● **Work to be completed**
Give a verbatim quotation of every record.

(Dataset listings of figures)
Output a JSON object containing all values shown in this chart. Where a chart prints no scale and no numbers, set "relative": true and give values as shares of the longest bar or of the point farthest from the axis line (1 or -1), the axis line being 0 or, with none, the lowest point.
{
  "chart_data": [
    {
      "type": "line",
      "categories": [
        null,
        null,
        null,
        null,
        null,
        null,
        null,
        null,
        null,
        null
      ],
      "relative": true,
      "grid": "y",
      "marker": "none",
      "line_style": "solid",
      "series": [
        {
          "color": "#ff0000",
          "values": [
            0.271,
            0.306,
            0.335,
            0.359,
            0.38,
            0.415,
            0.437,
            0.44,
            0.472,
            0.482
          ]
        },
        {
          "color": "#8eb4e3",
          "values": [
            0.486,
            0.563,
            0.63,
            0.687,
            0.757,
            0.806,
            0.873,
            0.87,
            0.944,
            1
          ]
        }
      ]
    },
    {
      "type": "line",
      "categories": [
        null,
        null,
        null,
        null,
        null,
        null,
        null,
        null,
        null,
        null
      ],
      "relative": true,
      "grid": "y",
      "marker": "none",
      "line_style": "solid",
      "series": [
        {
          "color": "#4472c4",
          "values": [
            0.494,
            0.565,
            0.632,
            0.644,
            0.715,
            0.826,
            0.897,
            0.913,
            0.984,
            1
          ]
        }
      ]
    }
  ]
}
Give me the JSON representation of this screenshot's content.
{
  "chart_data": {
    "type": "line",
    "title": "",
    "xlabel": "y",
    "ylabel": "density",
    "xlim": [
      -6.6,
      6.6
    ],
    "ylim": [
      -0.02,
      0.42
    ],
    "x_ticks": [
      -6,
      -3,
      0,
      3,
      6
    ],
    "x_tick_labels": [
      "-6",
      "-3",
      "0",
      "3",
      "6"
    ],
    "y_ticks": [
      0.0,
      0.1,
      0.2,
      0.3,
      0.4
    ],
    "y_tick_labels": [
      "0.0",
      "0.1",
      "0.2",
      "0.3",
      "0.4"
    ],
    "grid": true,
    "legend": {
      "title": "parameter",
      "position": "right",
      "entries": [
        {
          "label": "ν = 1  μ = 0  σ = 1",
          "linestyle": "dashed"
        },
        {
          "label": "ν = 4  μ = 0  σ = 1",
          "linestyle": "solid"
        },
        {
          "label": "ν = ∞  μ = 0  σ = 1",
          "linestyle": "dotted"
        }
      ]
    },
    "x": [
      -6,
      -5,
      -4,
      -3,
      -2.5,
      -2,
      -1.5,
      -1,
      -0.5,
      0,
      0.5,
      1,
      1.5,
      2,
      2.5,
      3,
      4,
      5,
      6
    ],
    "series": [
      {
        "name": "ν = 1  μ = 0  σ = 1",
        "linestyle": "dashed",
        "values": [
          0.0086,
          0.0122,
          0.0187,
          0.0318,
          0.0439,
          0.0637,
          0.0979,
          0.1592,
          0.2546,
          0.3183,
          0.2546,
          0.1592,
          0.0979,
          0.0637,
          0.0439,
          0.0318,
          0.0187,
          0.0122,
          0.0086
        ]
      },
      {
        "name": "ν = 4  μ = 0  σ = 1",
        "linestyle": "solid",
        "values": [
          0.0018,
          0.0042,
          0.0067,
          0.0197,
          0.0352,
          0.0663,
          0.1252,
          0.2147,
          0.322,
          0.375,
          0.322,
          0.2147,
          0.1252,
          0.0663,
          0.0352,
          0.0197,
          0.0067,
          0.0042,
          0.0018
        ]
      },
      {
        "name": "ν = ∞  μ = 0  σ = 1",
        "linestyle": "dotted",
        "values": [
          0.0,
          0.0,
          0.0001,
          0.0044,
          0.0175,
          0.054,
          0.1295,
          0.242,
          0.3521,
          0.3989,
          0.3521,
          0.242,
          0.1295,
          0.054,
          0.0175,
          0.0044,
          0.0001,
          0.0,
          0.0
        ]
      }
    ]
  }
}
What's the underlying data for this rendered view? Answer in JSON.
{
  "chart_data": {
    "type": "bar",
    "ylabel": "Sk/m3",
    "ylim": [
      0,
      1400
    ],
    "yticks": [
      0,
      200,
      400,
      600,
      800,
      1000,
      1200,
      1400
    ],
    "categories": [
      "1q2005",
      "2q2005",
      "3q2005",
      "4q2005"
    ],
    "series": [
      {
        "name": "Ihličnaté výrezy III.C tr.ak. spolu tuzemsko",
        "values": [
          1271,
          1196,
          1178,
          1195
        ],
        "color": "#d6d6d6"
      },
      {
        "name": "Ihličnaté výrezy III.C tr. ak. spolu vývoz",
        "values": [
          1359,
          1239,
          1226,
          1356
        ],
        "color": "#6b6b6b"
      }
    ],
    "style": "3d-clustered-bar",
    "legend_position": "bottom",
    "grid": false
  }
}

● **Answer in full**
Output a JSON object containing all values shown in this chart. Where a chart prints no scale and no numbers, set "relative": true and give values as shares of the longest bar or of the point farthest from the axis line (1 or -1), the axis line being 0 or, with none, the lowest point.
{
  "chart_data": [
    {
      "type": "line",
      "categories": [
        null,
        null,
        null,
        null,
        null,
        null,
        null,
        null,
        null,
        null
      ],
      "relative": true,
      "grid": "y",
      "marker": "none",
      "line_style": "solid",
      "series": [
        {
          "color": "#ff0000",
          "values": [
            0.271,
            0.306,
            0.335,
            0.359,
            0.38,
            0.415,
            0.437,
            0.44,
            0.472,
            0.482
          ]
        },
        {
          "color": "#8eb4e3",
          "values": [
            0.486,
            0.563,
            0.63,
            0.687,
            0.757,
            0.806,
            0.873,
            0.87,
            0.944,
            1
          ]
        }
      ]
    },
    {
      "type": "line",
      "categories": [
        null,
        null,
        null,
        null,
        null,
        null,
        null,
        null,
        null,
        null
      ],
      "relative": true,
      "grid": "y",
      "marker": "none",
      "line_style": "solid",
      "series": [
        {
          "color": "#4472c4",
          "values": [
            0.494,
            0.565,
            0.632,
            0.644,
            0.715,
            0.826,
            0.897,
            0.913,
            0.984,
            1
          ]
        }
      ]
    }
  ]
}
Give me the JSON representation of this screenshot's content.
{
  "chart_data": {
    "type": "line",
    "title": "",
    "xlabel": "y",
    "ylabel": "density",
    "xlim": [
      -6.6,
      6.6
    ],
    "ylim": [
      -0.02,
      0.42
    ],
    "x_ticks": [
      -6,
      -3,
      0,
      3,
      6
    ],
    "x_tick_labels": [
      "-6",
      "-3",
      "0",
      "3",
      "6"
    ],
    "y_ticks": [
      0.0,
      0.1,
      0.2,
      0.3,
      0.4
    ],
    "y_tick_labels": [
      "0.0",
      "0.1",
      "0.2",
      "0.3",
      "0.4"
    ],
    "grid": true,
    "legend": {
      "title": "parameter",
      "position": "right",
      "entries": [
        {
          "label": "ν = 1  μ = 0  σ = 1",
          "linestyle": "dashed"
        },
        {
          "label": "ν = 4  μ = 0  σ = 1",
          "linestyle": "solid"
        },
        {
          "label": "ν = ∞  μ = 0  σ = 1",
          "linestyle": "dotted"
        }
      ]
    },
    "x": [
      -6,
      -5,
      -4,
      -3,
      -2.5,
      -2,
      -1.5,
      -1,
      -0.5,
      0,
      0.5,
      1,
      1.5,
      2,
      2.5,
      3,
      4,
      5,
      6
    ],
    "series": [
      {
        "name": "ν = 1  μ = 0  σ = 1",
        "linestyle": "dashed",
        "values": [
          0.0086,
          0.0122,
          0.0187,
          0.0318,
          0.0439,
          0.0637,
          0.0979,
          0.1592,
          0.2546,
          0.3183,
          0.2546,
          0.1592,
          0.0979,
          0.0637,
          0.0439,
          0.0318,
          0.0187,
          0.0122,
          0.0086
        ]
      },
      {
        "name": "ν = 4  μ = 0  σ = 1",
        "linestyle": "solid",
        "values": [
          0.0018,
          0.0042,
          0.0067,
          0.0197,
          0.0352,
          0.0663,
          0.1252,
          0.2147,
          0.322,
          0.375,
          0.322,
          0.2147,
          0.1252,
          0.0663,
          0.0352,
          0.0197,
          0.0067,
          0.0042,
          0.0018
        ]
      },
      {
        "name": "ν = ∞  μ = 0  σ = 1",
        "linestyle": "dotted",
        "values": [
          0.0,
          0.0,
          0.0001,
          0.0044,
          0.0175,
          0.054,
          0.1295,
          0.242,
          0.3521,
          0.3989,
          0.3521,
          0.242,
          0.1295,
          0.054,
          0.0175,
          0.0044,
          0.0001,
          0.0,
          0.0
        ]
      }
    ]
  }
}
What's the underlying data for this rendered view? Answer in JSON.
{
  "chart_data": {
    "type": "bar",
    "ylabel": "Sk/m3",
    "ylim": [
      0,
      1400
    ],
    "yticks": [
      0,
      200,
      400,
      600,
      800,
      1000,
      1200,
      1400
    ],
    "categories": [
      "1q2005",
      "2q2005",
      "3q2005",
      "4q2005"
    ],
    "series": [
      {
        "name": "Ihličnaté výrezy III.C tr.ak. spolu tuzemsko",
        "values": [
          1271,
          1196,
          1178,
          1195
        ],
        "color": "#d6d6d6"
      },
      {
        "name": "Ihličnaté výrezy III.C tr. ak. spolu vývoz",
        "values": [
          1359,
          1239,
          1226,
          1356
        ],
        "color": "#6b6b6b"
      }
    ],
    "style": "3d-clustered-bar",
    "legend_position": "bottom",
    "grid": false
  }
}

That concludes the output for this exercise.